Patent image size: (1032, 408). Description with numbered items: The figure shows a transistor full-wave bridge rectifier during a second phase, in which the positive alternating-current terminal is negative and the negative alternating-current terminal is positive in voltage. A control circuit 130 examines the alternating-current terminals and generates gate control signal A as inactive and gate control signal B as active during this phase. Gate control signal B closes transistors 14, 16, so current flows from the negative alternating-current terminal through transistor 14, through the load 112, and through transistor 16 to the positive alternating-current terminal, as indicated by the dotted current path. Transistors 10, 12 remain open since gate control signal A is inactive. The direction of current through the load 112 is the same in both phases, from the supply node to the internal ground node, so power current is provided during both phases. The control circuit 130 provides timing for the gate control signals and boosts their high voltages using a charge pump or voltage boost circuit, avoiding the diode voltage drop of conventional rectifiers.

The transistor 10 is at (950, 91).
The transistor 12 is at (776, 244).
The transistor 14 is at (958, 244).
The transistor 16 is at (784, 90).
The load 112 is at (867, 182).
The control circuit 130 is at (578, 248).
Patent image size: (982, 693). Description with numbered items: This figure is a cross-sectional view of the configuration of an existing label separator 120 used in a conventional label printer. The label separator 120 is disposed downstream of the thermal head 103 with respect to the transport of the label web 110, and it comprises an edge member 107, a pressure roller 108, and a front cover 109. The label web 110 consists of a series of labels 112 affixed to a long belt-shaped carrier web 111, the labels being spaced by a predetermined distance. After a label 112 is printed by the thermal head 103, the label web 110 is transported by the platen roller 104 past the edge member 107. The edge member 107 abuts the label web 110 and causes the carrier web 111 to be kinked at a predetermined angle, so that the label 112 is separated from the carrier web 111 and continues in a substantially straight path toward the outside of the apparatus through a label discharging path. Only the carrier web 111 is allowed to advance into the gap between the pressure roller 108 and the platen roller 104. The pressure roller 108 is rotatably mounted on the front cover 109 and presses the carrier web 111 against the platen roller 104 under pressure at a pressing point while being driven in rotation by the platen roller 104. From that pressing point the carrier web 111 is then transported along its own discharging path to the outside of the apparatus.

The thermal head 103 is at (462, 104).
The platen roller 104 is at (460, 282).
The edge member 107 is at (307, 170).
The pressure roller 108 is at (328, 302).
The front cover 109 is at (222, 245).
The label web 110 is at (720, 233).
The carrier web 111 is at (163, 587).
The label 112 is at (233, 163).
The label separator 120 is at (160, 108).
________________________________________
Goal: Identify each line in the items above that contains the string "head", treating uppercase and lowercase as distinct, and copy those lines.

Result for this task:
Patent image size: (982, 693). Description with numbered items: This figure is a cross-sectional view of the configuration of an existing label separator 120 used in a conventional label printer. The label separator 120 is disposed downstream of the thermal head 103 with respect to the transport of the label web 110, and it comprises an edge member 107, a pressure roller 108, and a front cover 109. The label web 110 consists of a series of labels 112 affixed to a long belt-shaped carrier web 111, the labels being spaced by a predetermined distance. After a label 112 is printed by the thermal head 103, the label web 110 is transported by the platen roller 104 past the edge member 107. The edge member 107 abuts the label web 110 and causes the carrier web 111 to be kinked at a predetermined angle, so that the label 112 is separated from the carrier web 111 and continues in a substantially straight path toward the outside of the apparatus through a label discharging path. Only the carrier web 111 is allowed to advance into the gap between the pressure roller 108 and the platen roller 104. The pressure roller 108 is rotatably mounted on the front cover 109 and presses the carrier web 111 against the platen roller 104 under pressure at a pressing point while being driven in rotation by the platen roller 104. From that pressing point the carrier web 111 is then transported along its own discharging path to the outside of the apparatus.
The thermal head 103 is at (462, 104).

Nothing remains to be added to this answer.